* start *

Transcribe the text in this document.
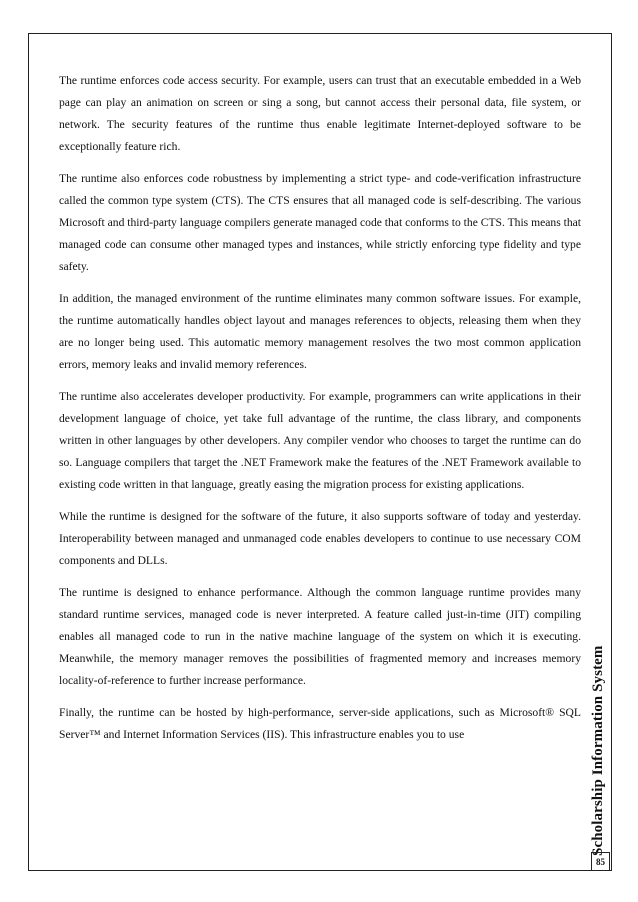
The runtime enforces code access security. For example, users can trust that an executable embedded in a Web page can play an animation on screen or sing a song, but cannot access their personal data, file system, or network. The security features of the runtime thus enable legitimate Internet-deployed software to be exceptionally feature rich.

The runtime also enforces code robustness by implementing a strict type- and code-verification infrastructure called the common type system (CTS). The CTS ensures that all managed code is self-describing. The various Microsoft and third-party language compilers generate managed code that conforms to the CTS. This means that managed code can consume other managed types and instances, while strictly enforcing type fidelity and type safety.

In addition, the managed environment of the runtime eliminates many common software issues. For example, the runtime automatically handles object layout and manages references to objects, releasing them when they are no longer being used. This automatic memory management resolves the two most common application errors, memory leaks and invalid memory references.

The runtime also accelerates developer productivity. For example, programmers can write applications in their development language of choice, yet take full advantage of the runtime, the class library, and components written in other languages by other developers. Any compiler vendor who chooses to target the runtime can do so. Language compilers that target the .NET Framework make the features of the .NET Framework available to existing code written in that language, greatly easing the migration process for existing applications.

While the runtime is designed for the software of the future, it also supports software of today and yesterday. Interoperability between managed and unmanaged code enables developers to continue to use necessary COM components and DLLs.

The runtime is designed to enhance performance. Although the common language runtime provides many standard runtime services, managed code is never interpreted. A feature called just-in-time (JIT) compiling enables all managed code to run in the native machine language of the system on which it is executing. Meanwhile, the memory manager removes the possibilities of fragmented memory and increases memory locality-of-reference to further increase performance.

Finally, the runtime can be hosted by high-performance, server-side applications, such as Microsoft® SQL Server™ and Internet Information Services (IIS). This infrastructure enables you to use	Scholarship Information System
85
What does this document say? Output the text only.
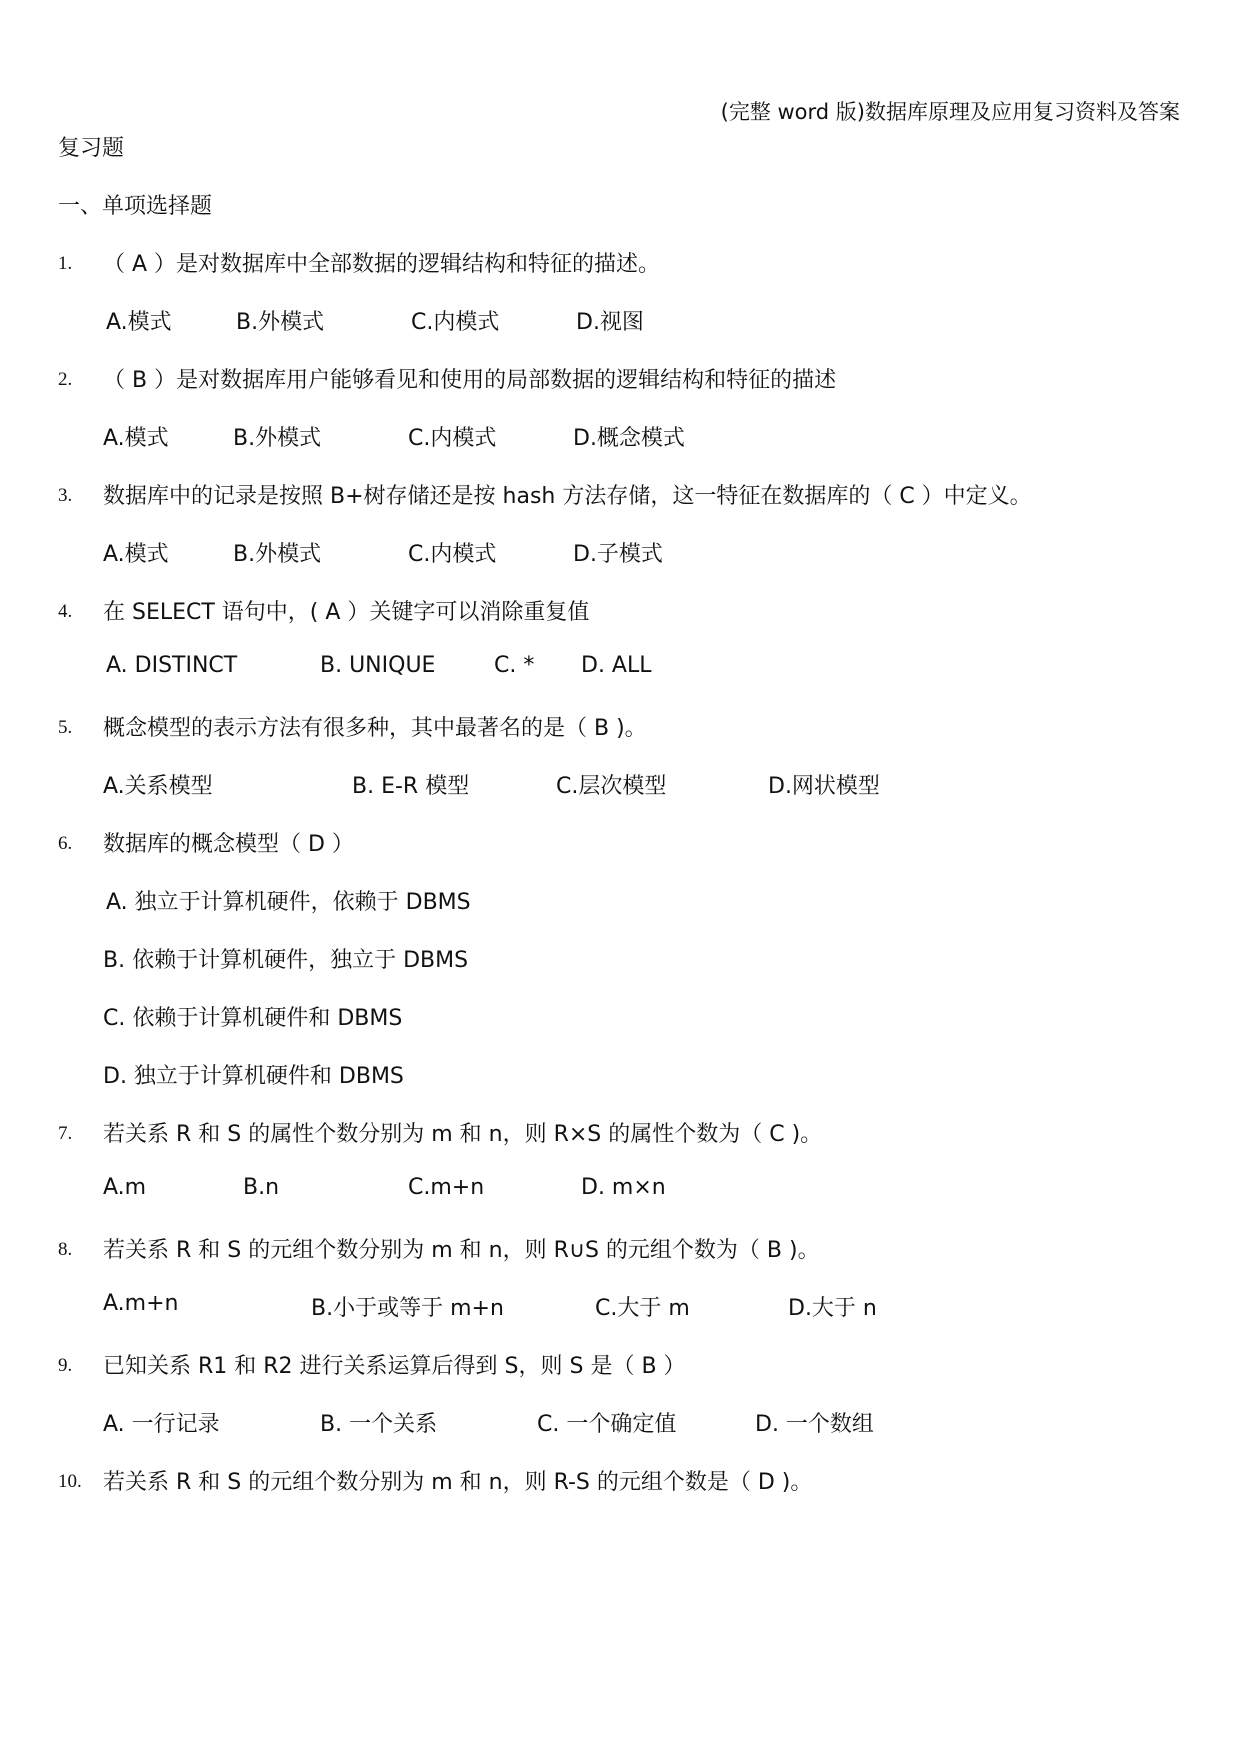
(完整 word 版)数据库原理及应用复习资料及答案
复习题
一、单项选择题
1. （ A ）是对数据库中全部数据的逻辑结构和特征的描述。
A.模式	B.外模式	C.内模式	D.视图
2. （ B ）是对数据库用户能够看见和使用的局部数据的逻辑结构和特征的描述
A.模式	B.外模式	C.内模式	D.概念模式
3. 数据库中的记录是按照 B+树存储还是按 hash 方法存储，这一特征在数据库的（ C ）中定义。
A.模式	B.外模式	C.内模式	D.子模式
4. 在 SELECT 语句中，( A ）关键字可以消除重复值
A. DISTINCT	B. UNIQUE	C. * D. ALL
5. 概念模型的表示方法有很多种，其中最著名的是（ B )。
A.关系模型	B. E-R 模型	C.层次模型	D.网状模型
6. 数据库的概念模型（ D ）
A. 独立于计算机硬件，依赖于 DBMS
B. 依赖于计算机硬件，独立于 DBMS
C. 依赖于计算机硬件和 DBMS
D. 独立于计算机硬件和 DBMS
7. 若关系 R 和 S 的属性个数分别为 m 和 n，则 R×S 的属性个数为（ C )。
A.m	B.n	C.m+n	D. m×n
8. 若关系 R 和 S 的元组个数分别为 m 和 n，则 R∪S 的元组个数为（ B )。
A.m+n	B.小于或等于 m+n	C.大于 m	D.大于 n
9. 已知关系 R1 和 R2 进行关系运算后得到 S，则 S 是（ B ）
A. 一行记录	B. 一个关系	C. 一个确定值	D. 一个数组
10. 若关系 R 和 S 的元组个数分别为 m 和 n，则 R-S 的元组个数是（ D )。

* end *

### Stated problem
Go through the records. Copy each line where "DBMS" appears.

### Exercise answer
A. 独立于计算机硬件，依赖于 DBMS
B. 依赖于计算机硬件，独立于 DBMS
C. 依赖于计算机硬件和 DBMS
D. 独立于计算机硬件和 DBMS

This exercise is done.